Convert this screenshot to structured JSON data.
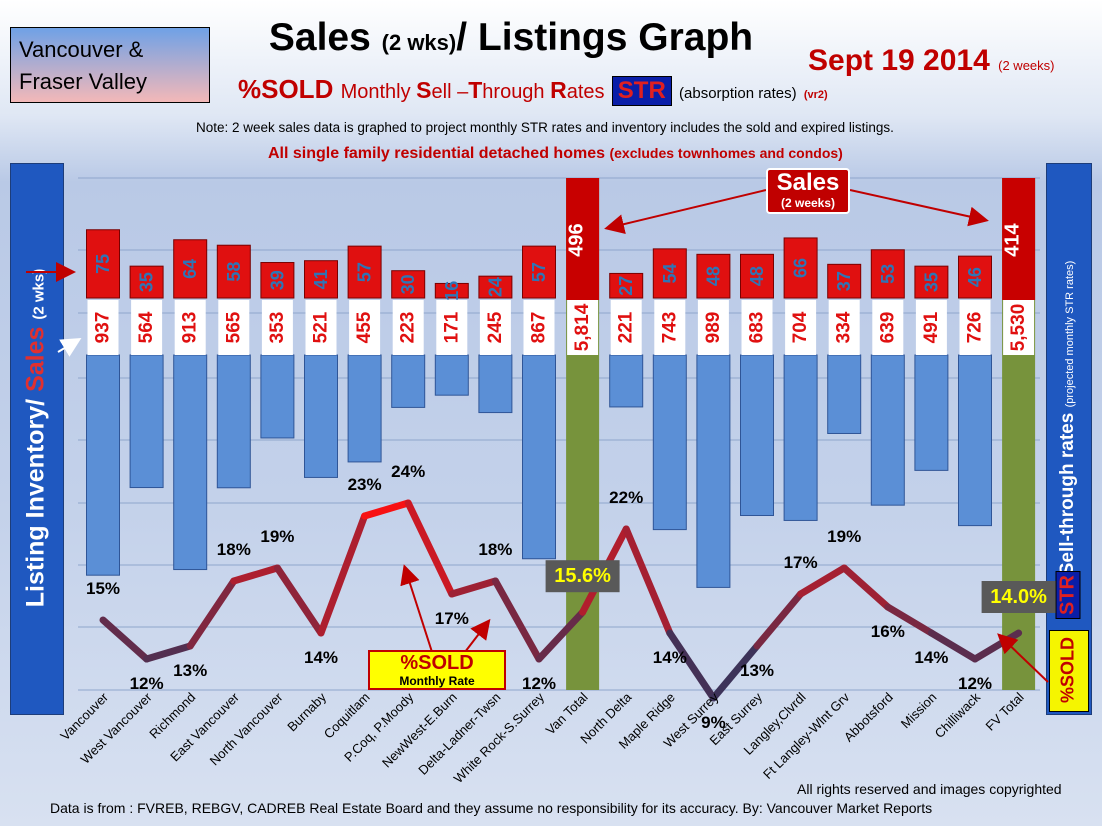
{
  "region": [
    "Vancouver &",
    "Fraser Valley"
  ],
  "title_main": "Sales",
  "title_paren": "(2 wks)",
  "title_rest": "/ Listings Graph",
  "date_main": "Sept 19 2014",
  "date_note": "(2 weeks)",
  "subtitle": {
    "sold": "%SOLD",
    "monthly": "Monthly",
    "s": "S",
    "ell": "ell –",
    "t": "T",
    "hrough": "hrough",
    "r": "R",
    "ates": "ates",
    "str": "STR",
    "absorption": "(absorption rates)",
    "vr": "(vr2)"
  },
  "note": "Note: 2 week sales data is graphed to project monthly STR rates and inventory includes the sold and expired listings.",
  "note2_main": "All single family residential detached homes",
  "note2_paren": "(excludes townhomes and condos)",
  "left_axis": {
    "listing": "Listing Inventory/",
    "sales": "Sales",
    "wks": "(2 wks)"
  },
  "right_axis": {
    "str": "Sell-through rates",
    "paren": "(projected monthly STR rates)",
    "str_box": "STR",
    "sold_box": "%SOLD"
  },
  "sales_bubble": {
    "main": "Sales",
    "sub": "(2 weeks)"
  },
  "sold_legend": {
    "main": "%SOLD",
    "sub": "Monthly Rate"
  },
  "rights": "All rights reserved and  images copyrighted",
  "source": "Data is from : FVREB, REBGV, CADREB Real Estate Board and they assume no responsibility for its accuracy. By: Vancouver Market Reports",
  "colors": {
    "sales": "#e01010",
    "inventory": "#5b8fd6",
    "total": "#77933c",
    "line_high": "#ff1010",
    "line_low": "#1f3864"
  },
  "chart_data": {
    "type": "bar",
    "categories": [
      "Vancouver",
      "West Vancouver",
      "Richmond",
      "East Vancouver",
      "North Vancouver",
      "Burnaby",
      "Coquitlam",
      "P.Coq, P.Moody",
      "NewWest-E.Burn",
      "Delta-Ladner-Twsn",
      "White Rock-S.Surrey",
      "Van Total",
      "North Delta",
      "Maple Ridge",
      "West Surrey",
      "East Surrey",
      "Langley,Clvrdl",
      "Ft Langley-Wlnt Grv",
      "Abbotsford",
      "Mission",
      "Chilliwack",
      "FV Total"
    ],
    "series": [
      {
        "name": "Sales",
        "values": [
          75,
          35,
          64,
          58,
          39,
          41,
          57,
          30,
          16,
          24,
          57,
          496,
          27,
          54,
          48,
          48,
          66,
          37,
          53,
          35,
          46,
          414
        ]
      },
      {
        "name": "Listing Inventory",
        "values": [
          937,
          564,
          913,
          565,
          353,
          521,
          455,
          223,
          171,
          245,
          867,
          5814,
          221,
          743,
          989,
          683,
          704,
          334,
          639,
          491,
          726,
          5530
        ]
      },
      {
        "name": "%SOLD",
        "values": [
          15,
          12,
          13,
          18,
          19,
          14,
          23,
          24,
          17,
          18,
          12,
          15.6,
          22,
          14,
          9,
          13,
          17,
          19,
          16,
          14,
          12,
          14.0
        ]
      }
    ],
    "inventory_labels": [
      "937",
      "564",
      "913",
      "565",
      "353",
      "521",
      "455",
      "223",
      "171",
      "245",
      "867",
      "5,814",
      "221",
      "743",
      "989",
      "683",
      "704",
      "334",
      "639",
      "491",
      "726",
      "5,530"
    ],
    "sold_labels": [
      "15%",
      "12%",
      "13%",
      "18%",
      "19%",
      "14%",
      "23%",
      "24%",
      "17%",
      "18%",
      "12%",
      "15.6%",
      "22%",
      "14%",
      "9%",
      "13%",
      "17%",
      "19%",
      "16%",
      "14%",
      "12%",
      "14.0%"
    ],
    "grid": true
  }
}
○ ○ ○ ○ ○ ○ ○
EXERCISE =
Leave out the pictures and copy every record above exactly.

TASK OUTPUT =
Convert this screenshot to structured JSON data.
{
  "region": [
    "Vancouver &",
    "Fraser Valley"
  ],
  "title_main": "Sales",
  "title_paren": "(2 wks)",
  "title_rest": "/ Listings Graph",
  "date_main": "Sept 19 2014",
  "date_note": "(2 weeks)",
  "subtitle": {
    "sold": "%SOLD",
    "monthly": "Monthly",
    "s": "S",
    "ell": "ell –",
    "t": "T",
    "hrough": "hrough",
    "r": "R",
    "ates": "ates",
    "str": "STR",
    "absorption": "(absorption rates)",
    "vr": "(vr2)"
  },
  "note": "Note: 2 week sales data is graphed to project monthly STR rates and inventory includes the sold and expired listings.",
  "note2_main": "All single family residential detached homes",
  "note2_paren": "(excludes townhomes and condos)",
  "left_axis": {
    "listing": "Listing Inventory/",
    "sales": "Sales",
    "wks": "(2 wks)"
  },
  "right_axis": {
    "str": "Sell-through rates",
    "paren": "(projected monthly STR rates)",
    "str_box": "STR",
    "sold_box": "%SOLD"
  },
  "sales_bubble": {
    "main": "Sales",
    "sub": "(2 weeks)"
  },
  "sold_legend": {
    "main": "%SOLD",
    "sub": "Monthly Rate"
  },
  "rights": "All rights reserved and  images copyrighted",
  "source": "Data is from : FVREB, REBGV, CADREB Real Estate Board and they assume no responsibility for its accuracy. By: Vancouver Market Reports",
  "colors": {
    "sales": "#e01010",
    "inventory": "#5b8fd6",
    "total": "#77933c",
    "line_high": "#ff1010",
    "line_low": "#1f3864"
  },
  "chart_data": {
    "type": "bar",
    "categories": [
      "Vancouver",
      "West Vancouver",
      "Richmond",
      "East Vancouver",
      "North Vancouver",
      "Burnaby",
      "Coquitlam",
      "P.Coq, P.Moody",
      "NewWest-E.Burn",
      "Delta-Ladner-Twsn",
      "White Rock-S.Surrey",
      "Van Total",
      "North Delta",
      "Maple Ridge",
      "West Surrey",
      "East Surrey",
      "Langley,Clvrdl",
      "Ft Langley-Wlnt Grv",
      "Abbotsford",
      "Mission",
      "Chilliwack",
      "FV Total"
    ],
    "series": [
      {
        "name": "Sales",
        "values": [
          75,
          35,
          64,
          58,
          39,
          41,
          57,
          30,
          16,
          24,
          57,
          496,
          27,
          54,
          48,
          48,
          66,
          37,
          53,
          35,
          46,
          414
        ]
      },
      {
        "name": "Listing Inventory",
        "values": [
          937,
          564,
          913,
          565,
          353,
          521,
          455,
          223,
          171,
          245,
          867,
          5814,
          221,
          743,
          989,
          683,
          704,
          334,
          639,
          491,
          726,
          5530
        ]
      },
      {
        "name": "%SOLD",
        "values": [
          15,
          12,
          13,
          18,
          19,
          14,
          23,
          24,
          17,
          18,
          12,
          15.6,
          22,
          14,
          9,
          13,
          17,
          19,
          16,
          14,
          12,
          14.0
        ]
      }
    ],
    "inventory_labels": [
      "937",
      "564",
      "913",
      "565",
      "353",
      "521",
      "455",
      "223",
      "171",
      "245",
      "867",
      "5,814",
      "221",
      "743",
      "989",
      "683",
      "704",
      "334",
      "639",
      "491",
      "726",
      "5,530"
    ],
    "sold_labels": [
      "15%",
      "12%",
      "13%",
      "18%",
      "19%",
      "14%",
      "23%",
      "24%",
      "17%",
      "18%",
      "12%",
      "15.6%",
      "22%",
      "14%",
      "9%",
      "13%",
      "17%",
      "19%",
      "16%",
      "14%",
      "12%",
      "14.0%"
    ],
    "grid": true
  }
}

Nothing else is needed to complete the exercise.